» **Direction**
Transcribe all of the material exactly.

--- BEGIN Extracted material ---

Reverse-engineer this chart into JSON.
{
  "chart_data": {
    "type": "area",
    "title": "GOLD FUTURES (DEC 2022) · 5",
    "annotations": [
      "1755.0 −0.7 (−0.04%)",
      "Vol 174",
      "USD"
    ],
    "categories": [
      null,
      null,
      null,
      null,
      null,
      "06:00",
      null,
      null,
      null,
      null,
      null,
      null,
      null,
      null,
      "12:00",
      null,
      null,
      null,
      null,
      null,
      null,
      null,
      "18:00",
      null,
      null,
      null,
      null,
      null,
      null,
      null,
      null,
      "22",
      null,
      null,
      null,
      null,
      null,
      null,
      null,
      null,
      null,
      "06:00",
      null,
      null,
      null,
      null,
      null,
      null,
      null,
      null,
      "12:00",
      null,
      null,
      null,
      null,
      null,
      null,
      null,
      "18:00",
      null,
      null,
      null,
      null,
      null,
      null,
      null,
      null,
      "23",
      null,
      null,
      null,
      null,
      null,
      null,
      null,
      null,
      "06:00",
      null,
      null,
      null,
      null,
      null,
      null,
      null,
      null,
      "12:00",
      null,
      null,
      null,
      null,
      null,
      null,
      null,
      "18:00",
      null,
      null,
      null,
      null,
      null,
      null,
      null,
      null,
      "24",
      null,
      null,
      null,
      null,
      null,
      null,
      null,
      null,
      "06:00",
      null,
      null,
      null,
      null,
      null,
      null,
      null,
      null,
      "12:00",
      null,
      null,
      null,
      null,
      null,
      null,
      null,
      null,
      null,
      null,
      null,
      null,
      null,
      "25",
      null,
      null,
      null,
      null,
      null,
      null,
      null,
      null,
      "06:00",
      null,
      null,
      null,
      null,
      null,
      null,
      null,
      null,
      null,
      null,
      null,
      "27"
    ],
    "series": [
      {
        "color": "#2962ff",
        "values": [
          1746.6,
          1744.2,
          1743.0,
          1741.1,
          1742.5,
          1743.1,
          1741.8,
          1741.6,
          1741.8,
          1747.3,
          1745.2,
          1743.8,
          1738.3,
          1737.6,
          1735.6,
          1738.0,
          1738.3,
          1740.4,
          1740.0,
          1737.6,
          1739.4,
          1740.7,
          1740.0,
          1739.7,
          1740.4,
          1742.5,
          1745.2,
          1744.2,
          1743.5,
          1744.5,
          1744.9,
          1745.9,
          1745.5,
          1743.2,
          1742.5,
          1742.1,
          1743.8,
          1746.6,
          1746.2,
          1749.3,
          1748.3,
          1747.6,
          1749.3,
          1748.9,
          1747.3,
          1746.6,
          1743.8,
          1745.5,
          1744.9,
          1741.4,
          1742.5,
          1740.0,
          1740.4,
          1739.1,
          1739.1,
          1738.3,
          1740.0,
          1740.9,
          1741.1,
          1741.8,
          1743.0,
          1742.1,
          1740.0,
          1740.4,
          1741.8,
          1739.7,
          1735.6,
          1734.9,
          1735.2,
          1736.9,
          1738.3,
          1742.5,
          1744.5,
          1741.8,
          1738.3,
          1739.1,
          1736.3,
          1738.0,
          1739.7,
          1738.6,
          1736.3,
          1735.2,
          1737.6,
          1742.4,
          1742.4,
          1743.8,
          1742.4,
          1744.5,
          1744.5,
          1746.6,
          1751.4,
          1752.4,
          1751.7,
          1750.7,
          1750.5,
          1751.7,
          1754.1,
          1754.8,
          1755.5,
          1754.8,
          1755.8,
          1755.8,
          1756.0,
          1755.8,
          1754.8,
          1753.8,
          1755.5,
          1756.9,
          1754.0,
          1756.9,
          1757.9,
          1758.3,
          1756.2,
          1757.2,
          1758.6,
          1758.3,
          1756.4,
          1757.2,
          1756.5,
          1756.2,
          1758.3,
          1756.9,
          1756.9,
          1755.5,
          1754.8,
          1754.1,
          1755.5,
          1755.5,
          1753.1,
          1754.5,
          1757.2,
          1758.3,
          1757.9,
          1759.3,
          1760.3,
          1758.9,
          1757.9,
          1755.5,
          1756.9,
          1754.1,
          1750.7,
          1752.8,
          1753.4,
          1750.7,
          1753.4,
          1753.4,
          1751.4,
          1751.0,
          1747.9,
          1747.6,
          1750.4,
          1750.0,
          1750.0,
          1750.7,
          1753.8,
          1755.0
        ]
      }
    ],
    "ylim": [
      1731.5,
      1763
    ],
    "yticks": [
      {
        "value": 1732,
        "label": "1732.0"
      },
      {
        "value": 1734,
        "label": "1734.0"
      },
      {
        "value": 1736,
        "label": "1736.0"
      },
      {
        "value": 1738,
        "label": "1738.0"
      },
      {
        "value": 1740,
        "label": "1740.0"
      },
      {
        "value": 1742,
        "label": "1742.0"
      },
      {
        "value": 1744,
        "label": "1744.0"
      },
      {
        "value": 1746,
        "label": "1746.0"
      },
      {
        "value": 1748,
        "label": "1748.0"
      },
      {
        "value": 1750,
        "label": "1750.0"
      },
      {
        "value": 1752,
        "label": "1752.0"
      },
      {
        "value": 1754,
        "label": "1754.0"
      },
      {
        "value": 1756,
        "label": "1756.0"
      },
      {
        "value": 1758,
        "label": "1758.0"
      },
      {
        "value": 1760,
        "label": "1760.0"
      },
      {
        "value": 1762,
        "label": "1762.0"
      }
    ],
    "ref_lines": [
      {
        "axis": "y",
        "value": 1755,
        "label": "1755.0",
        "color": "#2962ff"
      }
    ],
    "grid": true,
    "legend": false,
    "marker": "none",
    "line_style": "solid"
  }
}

--- END Extracted material ---

» **Completed task**
Reverse-engineer this chart into JSON.
{
  "chart_data": {
    "type": "area",
    "title": "GOLD FUTURES (DEC 2022) · 5",
    "annotations": [
      "1755.0 −0.7 (−0.04%)",
      "Vol 174",
      "USD"
    ],
    "categories": [
      null,
      null,
      null,
      null,
      null,
      "06:00",
      null,
      null,
      null,
      null,
      null,
      null,
      null,
      null,
      "12:00",
      null,
      null,
      null,
      null,
      null,
      null,
      null,
      "18:00",
      null,
      null,
      null,
      null,
      null,
      null,
      null,
      null,
      "22",
      null,
      null,
      null,
      null,
      null,
      null,
      null,
      null,
      null,
      "06:00",
      null,
      null,
      null,
      null,
      null,
      null,
      null,
      null,
      "12:00",
      null,
      null,
      null,
      null,
      null,
      null,
      null,
      "18:00",
      null,
      null,
      null,
      null,
      null,
      null,
      null,
      null,
      "23",
      null,
      null,
      null,
      null,
      null,
      null,
      null,
      null,
      "06:00",
      null,
      null,
      null,
      null,
      null,
      null,
      null,
      null,
      "12:00",
      null,
      null,
      null,
      null,
      null,
      null,
      null,
      "18:00",
      null,
      null,
      null,
      null,
      null,
      null,
      null,
      null,
      "24",
      null,
      null,
      null,
      null,
      null,
      null,
      null,
      null,
      "06:00",
      null,
      null,
      null,
      null,
      null,
      null,
      null,
      null,
      "12:00",
      null,
      null,
      null,
      null,
      null,
      null,
      null,
      null,
      null,
      null,
      null,
      null,
      null,
      "25",
      null,
      null,
      null,
      null,
      null,
      null,
      null,
      null,
      "06:00",
      null,
      null,
      null,
      null,
      null,
      null,
      null,
      null,
      null,
      null,
      null,
      "27"
    ],
    "series": [
      {
        "color": "#2962ff",
        "values": [
          1746.6,
          1744.2,
          1743.0,
          1741.1,
          1742.5,
          1743.1,
          1741.8,
          1741.6,
          1741.8,
          1747.3,
          1745.2,
          1743.8,
          1738.3,
          1737.6,
          1735.6,
          1738.0,
          1738.3,
          1740.4,
          1740.0,
          1737.6,
          1739.4,
          1740.7,
          1740.0,
          1739.7,
          1740.4,
          1742.5,
          1745.2,
          1744.2,
          1743.5,
          1744.5,
          1744.9,
          1745.9,
          1745.5,
          1743.2,
          1742.5,
          1742.1,
          1743.8,
          1746.6,
          1746.2,
          1749.3,
          1748.3,
          1747.6,
          1749.3,
          1748.9,
          1747.3,
          1746.6,
          1743.8,
          1745.5,
          1744.9,
          1741.4,
          1742.5,
          1740.0,
          1740.4,
          1739.1,
          1739.1,
          1738.3,
          1740.0,
          1740.9,
          1741.1,
          1741.8,
          1743.0,
          1742.1,
          1740.0,
          1740.4,
          1741.8,
          1739.7,
          1735.6,
          1734.9,
          1735.2,
          1736.9,
          1738.3,
          1742.5,
          1744.5,
          1741.8,
          1738.3,
          1739.1,
          1736.3,
          1738.0,
          1739.7,
          1738.6,
          1736.3,
          1735.2,
          1737.6,
          1742.4,
          1742.4,
          1743.8,
          1742.4,
          1744.5,
          1744.5,
          1746.6,
          1751.4,
          1752.4,
          1751.7,
          1750.7,
          1750.5,
          1751.7,
          1754.1,
          1754.8,
          1755.5,
          1754.8,
          1755.8,
          1755.8,
          1756.0,
          1755.8,
          1754.8,
          1753.8,
          1755.5,
          1756.9,
          1754.0,
          1756.9,
          1757.9,
          1758.3,
          1756.2,
          1757.2,
          1758.6,
          1758.3,
          1756.4,
          1757.2,
          1756.5,
          1756.2,
          1758.3,
          1756.9,
          1756.9,
          1755.5,
          1754.8,
          1754.1,
          1755.5,
          1755.5,
          1753.1,
          1754.5,
          1757.2,
          1758.3,
          1757.9,
          1759.3,
          1760.3,
          1758.9,
          1757.9,
          1755.5,
          1756.9,
          1754.1,
          1750.7,
          1752.8,
          1753.4,
          1750.7,
          1753.4,
          1753.4,
          1751.4,
          1751.0,
          1747.9,
          1747.6,
          1750.4,
          1750.0,
          1750.0,
          1750.7,
          1753.8,
          1755.0
        ]
      }
    ],
    "ylim": [
      1731.5,
      1763
    ],
    "yticks": [
      {
        "value": 1732,
        "label": "1732.0"
      },
      {
        "value": 1734,
        "label": "1734.0"
      },
      {
        "value": 1736,
        "label": "1736.0"
      },
      {
        "value": 1738,
        "label": "1738.0"
      },
      {
        "value": 1740,
        "label": "1740.0"
      },
      {
        "value": 1742,
        "label": "1742.0"
      },
      {
        "value": 1744,
        "label": "1744.0"
      },
      {
        "value": 1746,
        "label": "1746.0"
      },
      {
        "value": 1748,
        "label": "1748.0"
      },
      {
        "value": 1750,
        "label": "1750.0"
      },
      {
        "value": 1752,
        "label": "1752.0"
      },
      {
        "value": 1754,
        "label": "1754.0"
      },
      {
        "value": 1756,
        "label": "1756.0"
      },
      {
        "value": 1758,
        "label": "1758.0"
      },
      {
        "value": 1760,
        "label": "1760.0"
      },
      {
        "value": 1762,
        "label": "1762.0"
      }
    ],
    "ref_lines": [
      {
        "axis": "y",
        "value": 1755,
        "label": "1755.0",
        "color": "#2962ff"
      }
    ],
    "grid": true,
    "legend": false,
    "marker": "none",
    "line_style": "solid"
  }
}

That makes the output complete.